Given records =>
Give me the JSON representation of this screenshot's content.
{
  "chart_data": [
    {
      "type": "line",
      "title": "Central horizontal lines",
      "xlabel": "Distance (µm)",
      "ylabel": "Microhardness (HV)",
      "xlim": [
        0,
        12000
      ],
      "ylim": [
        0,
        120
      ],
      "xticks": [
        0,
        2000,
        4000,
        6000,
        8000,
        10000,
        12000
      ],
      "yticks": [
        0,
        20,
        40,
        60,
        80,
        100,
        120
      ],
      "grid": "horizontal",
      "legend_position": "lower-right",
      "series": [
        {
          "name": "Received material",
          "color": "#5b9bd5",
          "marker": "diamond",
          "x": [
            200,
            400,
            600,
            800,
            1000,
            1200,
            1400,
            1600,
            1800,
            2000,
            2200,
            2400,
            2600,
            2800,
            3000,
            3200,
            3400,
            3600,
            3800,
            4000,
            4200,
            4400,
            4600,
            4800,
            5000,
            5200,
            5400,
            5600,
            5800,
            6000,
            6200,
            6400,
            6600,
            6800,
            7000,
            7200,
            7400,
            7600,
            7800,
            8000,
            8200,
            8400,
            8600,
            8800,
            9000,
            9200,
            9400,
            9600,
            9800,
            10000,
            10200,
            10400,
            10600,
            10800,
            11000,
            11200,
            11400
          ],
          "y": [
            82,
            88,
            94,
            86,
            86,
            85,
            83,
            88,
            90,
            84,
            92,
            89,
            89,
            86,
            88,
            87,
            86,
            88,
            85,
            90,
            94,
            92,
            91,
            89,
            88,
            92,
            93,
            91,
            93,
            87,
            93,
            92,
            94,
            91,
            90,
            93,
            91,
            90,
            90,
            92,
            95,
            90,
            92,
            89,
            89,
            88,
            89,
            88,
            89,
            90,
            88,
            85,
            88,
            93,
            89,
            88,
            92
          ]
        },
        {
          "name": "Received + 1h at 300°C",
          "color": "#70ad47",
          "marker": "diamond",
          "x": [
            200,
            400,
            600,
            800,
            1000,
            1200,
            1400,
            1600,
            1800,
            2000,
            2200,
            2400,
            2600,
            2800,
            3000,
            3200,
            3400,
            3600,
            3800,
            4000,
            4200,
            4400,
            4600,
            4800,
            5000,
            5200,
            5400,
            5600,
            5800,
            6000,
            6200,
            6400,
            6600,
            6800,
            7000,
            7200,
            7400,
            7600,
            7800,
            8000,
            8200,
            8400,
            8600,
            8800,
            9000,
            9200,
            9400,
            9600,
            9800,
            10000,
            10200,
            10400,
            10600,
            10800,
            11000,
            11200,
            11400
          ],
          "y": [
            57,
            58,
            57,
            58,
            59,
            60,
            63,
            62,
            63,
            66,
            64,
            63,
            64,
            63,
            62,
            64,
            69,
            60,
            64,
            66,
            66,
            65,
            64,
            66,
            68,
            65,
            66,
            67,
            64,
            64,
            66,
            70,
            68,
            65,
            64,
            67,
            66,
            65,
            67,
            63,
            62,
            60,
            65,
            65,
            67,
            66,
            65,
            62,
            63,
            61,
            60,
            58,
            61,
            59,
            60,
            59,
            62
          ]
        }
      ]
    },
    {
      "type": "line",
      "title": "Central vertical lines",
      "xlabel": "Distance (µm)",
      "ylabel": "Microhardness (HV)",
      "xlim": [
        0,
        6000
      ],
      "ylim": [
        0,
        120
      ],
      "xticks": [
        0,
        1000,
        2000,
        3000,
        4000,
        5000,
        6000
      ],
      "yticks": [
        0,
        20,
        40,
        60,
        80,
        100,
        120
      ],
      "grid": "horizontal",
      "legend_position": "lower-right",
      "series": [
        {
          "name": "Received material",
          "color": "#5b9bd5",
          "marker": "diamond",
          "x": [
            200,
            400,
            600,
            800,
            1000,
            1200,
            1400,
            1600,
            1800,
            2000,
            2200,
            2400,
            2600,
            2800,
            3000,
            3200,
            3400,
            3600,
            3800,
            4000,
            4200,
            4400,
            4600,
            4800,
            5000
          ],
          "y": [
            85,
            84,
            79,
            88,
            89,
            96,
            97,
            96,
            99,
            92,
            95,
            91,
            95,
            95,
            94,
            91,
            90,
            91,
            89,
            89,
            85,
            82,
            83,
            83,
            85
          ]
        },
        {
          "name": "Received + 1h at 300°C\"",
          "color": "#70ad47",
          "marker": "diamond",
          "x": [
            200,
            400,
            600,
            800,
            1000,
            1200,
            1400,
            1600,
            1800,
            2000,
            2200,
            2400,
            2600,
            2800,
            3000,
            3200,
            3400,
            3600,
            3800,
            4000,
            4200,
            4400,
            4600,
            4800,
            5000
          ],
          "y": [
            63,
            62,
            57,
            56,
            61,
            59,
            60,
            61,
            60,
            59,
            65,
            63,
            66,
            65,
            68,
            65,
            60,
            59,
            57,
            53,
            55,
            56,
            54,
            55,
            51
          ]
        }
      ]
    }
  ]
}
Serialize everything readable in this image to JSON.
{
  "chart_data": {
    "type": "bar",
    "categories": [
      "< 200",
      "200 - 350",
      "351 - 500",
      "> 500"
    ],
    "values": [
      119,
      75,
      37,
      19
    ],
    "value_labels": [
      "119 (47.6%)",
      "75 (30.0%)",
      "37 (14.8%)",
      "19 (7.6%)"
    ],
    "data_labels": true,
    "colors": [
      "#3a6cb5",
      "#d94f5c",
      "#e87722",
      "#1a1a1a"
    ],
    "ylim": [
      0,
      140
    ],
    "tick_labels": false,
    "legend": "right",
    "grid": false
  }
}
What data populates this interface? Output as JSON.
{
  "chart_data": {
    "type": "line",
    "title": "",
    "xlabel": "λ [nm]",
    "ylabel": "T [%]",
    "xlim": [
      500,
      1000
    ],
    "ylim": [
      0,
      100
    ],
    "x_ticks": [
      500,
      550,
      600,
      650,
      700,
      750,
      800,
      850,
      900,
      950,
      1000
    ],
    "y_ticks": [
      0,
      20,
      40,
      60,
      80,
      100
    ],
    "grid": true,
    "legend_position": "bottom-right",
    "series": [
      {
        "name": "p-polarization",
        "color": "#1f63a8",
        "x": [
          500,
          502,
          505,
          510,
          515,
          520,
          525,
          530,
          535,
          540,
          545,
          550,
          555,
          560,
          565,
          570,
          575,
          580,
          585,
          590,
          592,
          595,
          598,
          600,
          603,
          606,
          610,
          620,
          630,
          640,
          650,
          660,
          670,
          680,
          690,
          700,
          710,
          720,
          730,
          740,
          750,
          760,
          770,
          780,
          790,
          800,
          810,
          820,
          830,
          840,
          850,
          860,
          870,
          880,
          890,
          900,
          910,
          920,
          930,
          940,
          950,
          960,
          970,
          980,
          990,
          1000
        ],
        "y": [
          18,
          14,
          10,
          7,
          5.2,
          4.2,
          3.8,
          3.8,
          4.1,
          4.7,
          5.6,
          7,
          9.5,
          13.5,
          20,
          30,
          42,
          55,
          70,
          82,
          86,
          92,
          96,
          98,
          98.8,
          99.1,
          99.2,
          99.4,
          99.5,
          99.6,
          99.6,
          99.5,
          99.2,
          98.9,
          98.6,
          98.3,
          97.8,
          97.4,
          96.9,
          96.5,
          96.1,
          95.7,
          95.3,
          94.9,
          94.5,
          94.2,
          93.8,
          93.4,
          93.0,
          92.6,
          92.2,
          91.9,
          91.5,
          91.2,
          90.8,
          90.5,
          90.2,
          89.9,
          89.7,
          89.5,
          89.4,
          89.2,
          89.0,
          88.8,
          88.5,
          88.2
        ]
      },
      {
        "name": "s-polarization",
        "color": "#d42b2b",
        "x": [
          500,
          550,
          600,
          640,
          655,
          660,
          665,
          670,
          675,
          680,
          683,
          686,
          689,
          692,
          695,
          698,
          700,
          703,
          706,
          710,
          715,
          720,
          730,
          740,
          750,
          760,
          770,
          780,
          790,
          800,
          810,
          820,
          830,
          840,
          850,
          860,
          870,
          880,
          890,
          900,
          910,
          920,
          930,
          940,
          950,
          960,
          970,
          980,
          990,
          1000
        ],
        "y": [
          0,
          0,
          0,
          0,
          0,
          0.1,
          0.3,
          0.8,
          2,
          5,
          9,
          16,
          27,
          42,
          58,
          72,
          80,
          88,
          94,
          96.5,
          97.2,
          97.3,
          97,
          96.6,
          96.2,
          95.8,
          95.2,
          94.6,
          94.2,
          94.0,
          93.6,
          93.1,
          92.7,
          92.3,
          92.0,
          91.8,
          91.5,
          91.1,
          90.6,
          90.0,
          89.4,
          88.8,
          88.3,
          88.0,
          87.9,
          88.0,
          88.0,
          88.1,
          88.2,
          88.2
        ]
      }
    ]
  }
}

Problem to solve => Report each line in the preceding entries that holds the string "Received".

Response to the exercise =>
          "name": "Received material",
          "name": "Received + 1h at 300°C",
          "name": "Received material",
          "name": "Received + 1h at 300°C\"",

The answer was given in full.